* DATA ENTRIES *
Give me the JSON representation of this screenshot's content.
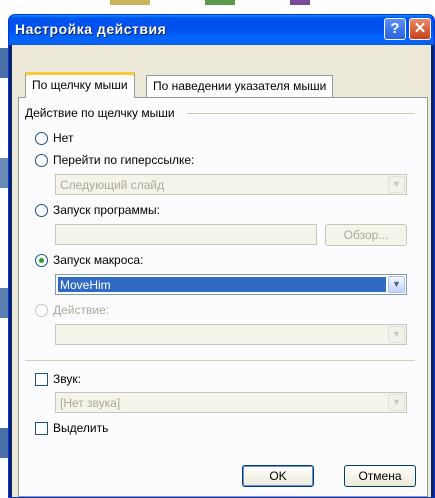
{
  "window": {
    "title": "Настройка действия",
    "help_glyph": "?",
    "close_glyph": "✕"
  },
  "tabs": [
    {
      "label": "По щелчку мыши",
      "active": true
    },
    {
      "label": "По наведении указателя мыши",
      "active": false
    }
  ],
  "group": {
    "label": "Действие по щелчку мыши"
  },
  "options": {
    "none": {
      "label": "Нет",
      "checked": false
    },
    "hyperlink": {
      "label": "Перейти по гиперссылке:",
      "checked": false,
      "value": "Следующий слайд"
    },
    "program": {
      "label": "Запуск программы:",
      "checked": false,
      "value": "",
      "browse_label": "Обзор..."
    },
    "macro": {
      "label": "Запуск макроса:",
      "checked": true,
      "value": "MoveHim"
    },
    "action": {
      "label": "Действие:",
      "checked": false,
      "disabled": true,
      "value": ""
    }
  },
  "sound": {
    "label": "Звук:",
    "checked": false,
    "value": "[Нет звука]"
  },
  "highlight": {
    "label": "Выделить",
    "checked": false
  },
  "buttons": {
    "ok": "OK",
    "cancel": "Отмена"
  },
  "colors": {
    "title_bar": "#0054e3",
    "dialog_bg": "#ece9d8",
    "selection": "#316ac5",
    "radio_dot": "#21a121"
  },
  "icons": {
    "dropdown": "chevron-down-icon",
    "help": "help-icon",
    "close": "close-icon"
  }
}
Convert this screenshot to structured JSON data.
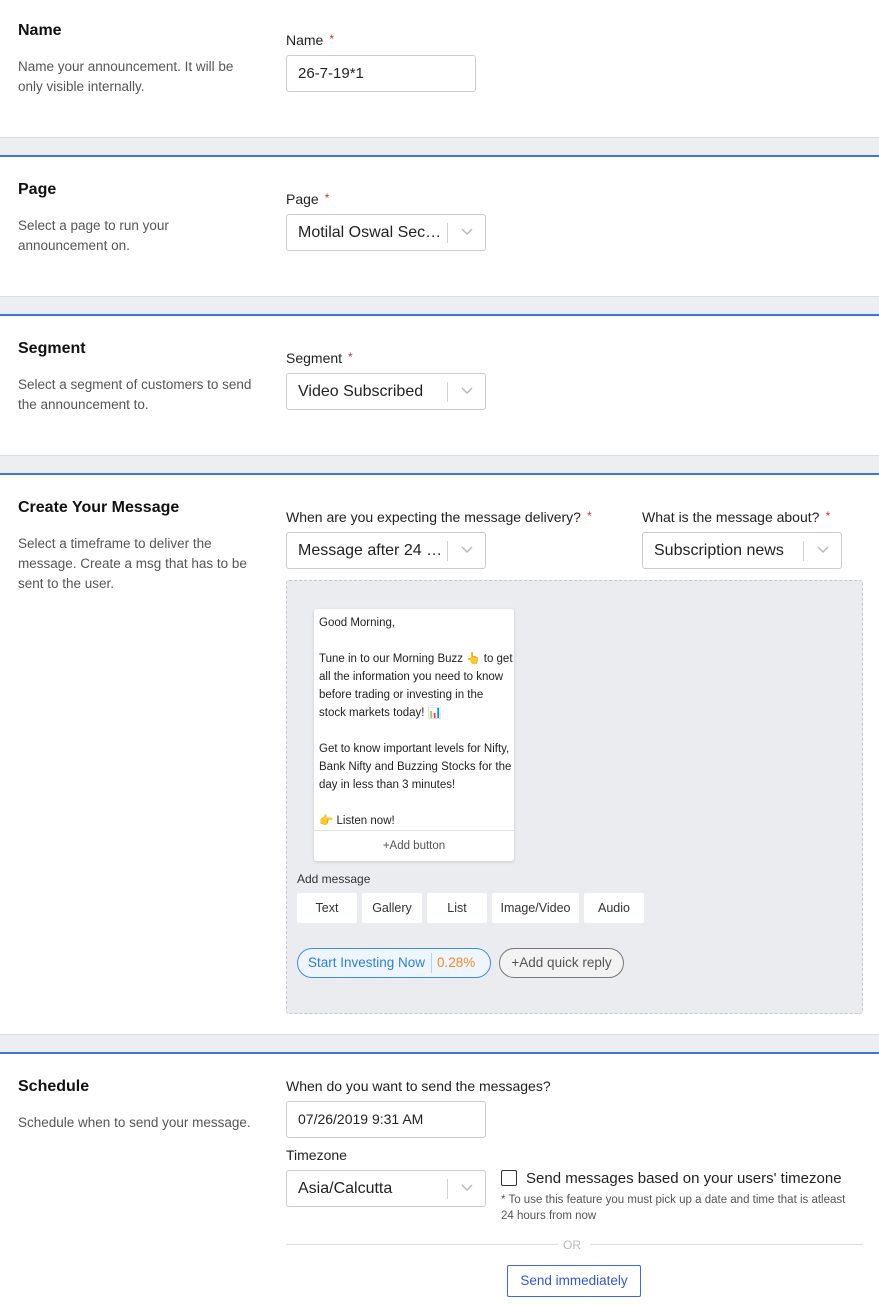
{
  "name_section": {
    "title": "Name",
    "description": "Name your announcement. It will be only visible internally.",
    "field_label": "Name",
    "required_mark": "*",
    "value": "26-7-19*1"
  },
  "page_section": {
    "title": "Page",
    "description": "Select a page to run your announcement on.",
    "field_label": "Page",
    "required_mark": "*",
    "value": "Motilal Oswal Secur..."
  },
  "segment_section": {
    "title": "Segment",
    "description": "Select a segment of customers to send the announcement to.",
    "field_label": "Segment",
    "required_mark": "*",
    "value": "Video Subscribed"
  },
  "message_section": {
    "title": "Create Your Message",
    "description": "Select a timeframe to deliver the message. Create a msg that has to be sent to the user.",
    "delivery_label": "When are you expecting the message delivery?",
    "delivery_value": "Message after 24 h...",
    "about_label": "What is the message about?",
    "about_value": "Subscription news",
    "required_mark": "*",
    "bubble_text": "Good Morning,\n\nTune in to our Morning Buzz 👆 to get all the information you need to know before trading or investing in the stock markets today! 📊\n\nGet to know important levels for Nifty, Bank Nifty and Buzzing Stocks for the day in less than 3 minutes!\n\n👉 Listen now!",
    "add_button_label": "+Add button",
    "add_message_label": "Add message",
    "types": [
      "Text",
      "Gallery",
      "List",
      "Image/Video",
      "Audio"
    ],
    "quick_reply": {
      "label": "Start Investing Now",
      "percent": "0.28%"
    },
    "add_quick_reply_label": "+Add quick reply"
  },
  "schedule_section": {
    "title": "Schedule",
    "description": "Schedule when to send your message.",
    "when_label": "When do you want to send the messages?",
    "datetime_value": "07/26/2019 9:31 AM",
    "timezone_label": "Timezone",
    "timezone_value": "Asia/Calcutta",
    "user_tz_label": "Send messages based on your users' timezone",
    "user_tz_checked": false,
    "note": "* To use this feature you must pick up a date and time that is atleast 24 hours from now",
    "or_label": "OR",
    "send_now_label": "Send immediately"
  },
  "colors": {
    "accent": "#3f75d8",
    "required": "#d9322e",
    "quick_reply_blue": "#2e7fd6",
    "percent_orange": "#f08a24"
  }
}
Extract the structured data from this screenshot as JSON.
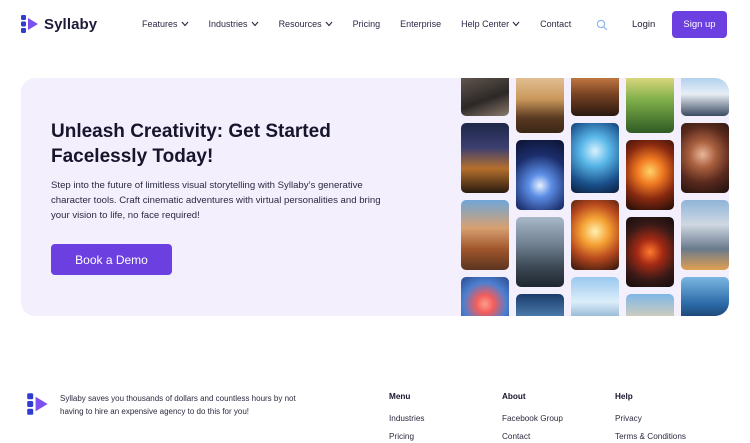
{
  "brand": {
    "name": "Syllaby",
    "accent": "#6b3fe0",
    "logo_blue": "#2f3ccc",
    "logo_purple": "#7b4ff0"
  },
  "nav": {
    "items": [
      {
        "label": "Features",
        "dropdown": true
      },
      {
        "label": "Industries",
        "dropdown": true
      },
      {
        "label": "Resources",
        "dropdown": true
      },
      {
        "label": "Pricing",
        "dropdown": false
      },
      {
        "label": "Enterprise",
        "dropdown": false
      },
      {
        "label": "Help Center",
        "dropdown": true
      },
      {
        "label": "Contact",
        "dropdown": false
      }
    ],
    "search_icon": "search-icon",
    "login_label": "Login",
    "signup_label": "Sign up"
  },
  "hero": {
    "title": "Unleash Creativity: Get Started Facelessly Today!",
    "description": "Step into the future of limitless visual storytelling with Syllaby’s generative character tools. Craft cinematic adventures with virtual personalities and bring your vision to life, no face required!",
    "cta_label": "Book a Demo",
    "background": "#f3effd"
  },
  "footer": {
    "tagline": "Syllaby saves you thousands of dollars and countless hours by not having to hire an expensive agency to do this for you!",
    "columns": [
      {
        "heading": "Menu",
        "links": [
          "Industries",
          "Pricing"
        ]
      },
      {
        "heading": "About",
        "links": [
          "Facebook Group",
          "Contact"
        ]
      },
      {
        "heading": "Help",
        "links": [
          "Privacy",
          "Terms & Conditions"
        ]
      }
    ]
  }
}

* EXERCISE GOAL *
Your task is to gather all lines from the entries above that hold the word "Действие".

* EXERCISE RESULT *
    "label": "Действие по щелчку мыши"
      "label": "Действие:",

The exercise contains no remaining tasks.